Go through the material and write it all out exactly, minus the pictures.

================

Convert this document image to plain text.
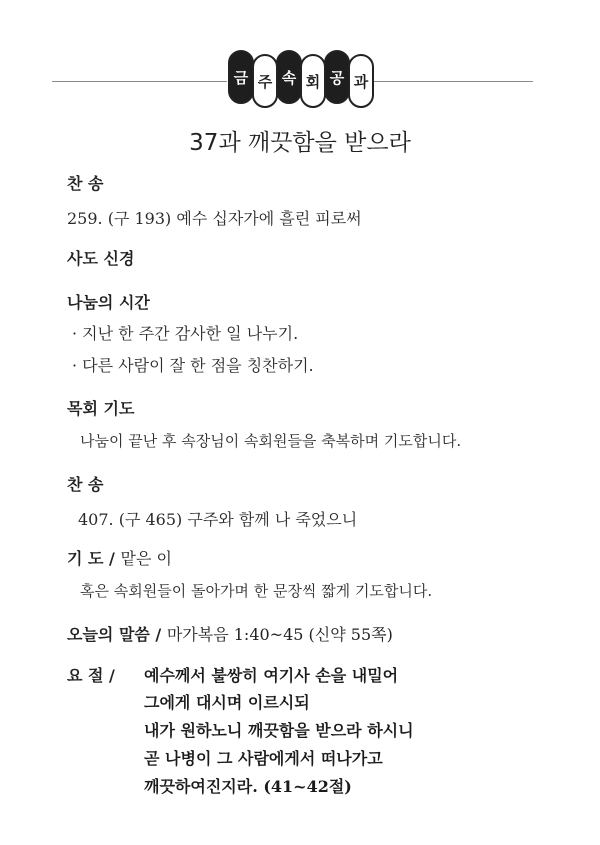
금 주 속 회 공 과
37과 깨끗함을 받으라
찬 송
259. (구 193) 예수 십자가에 흘린 피로써
사도 신경
나눔의 시간
· 지난 한 주간 감사한 일 나누기.
· 다른 사람이 잘 한 점을 칭찬하기.
목회 기도
나눔이 끝난 후 속장님이 속회원들을 축복하며 기도합니다.
찬 송
407. (구 465) 구주와 함께 나 죽었으니
기 도 / 맡은 이
혹은 속회원들이 돌아가며 한 문장씩 짧게 기도합니다.
오늘의 말씀 / 마가복음 1:40~45 (신약 55쪽)
요 절 / 예수께서 불쌍히 여기사 손을 내밀어
그에게 대시며 이르시되
내가 원하노니 깨끗함을 받으라 하시니
곧 나병이 그 사람에게서 떠나가고
깨끗하여진지라. (41~42절)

================

**Solution for this problem**:
Convert this document image to plain text.
금 주 속 회 공 과
37과 깨끗함을 받으라
찬 송
259. (구 193) 예수 십자가에 흘린 피로써
사도 신경
나눔의 시간
· 지난 한 주간 감사한 일 나누기.
· 다른 사람이 잘 한 점을 칭찬하기.
목회 기도
나눔이 끝난 후 속장님이 속회원들을 축복하며 기도합니다.
찬 송
407. (구 465) 구주와 함께 나 죽었으니
기 도 / 맡은 이
혹은 속회원들이 돌아가며 한 문장씩 짧게 기도합니다.
오늘의 말씀 / 마가복음 1:40~45 (신약 55쪽)
요 절 / 예수께서 불쌍히 여기사 손을 내밀어
그에게 대시며 이르시되
내가 원하노니 깨끗함을 받으라 하시니
곧 나병이 그 사람에게서 떠나가고
깨끗하여진지라. (41~42절)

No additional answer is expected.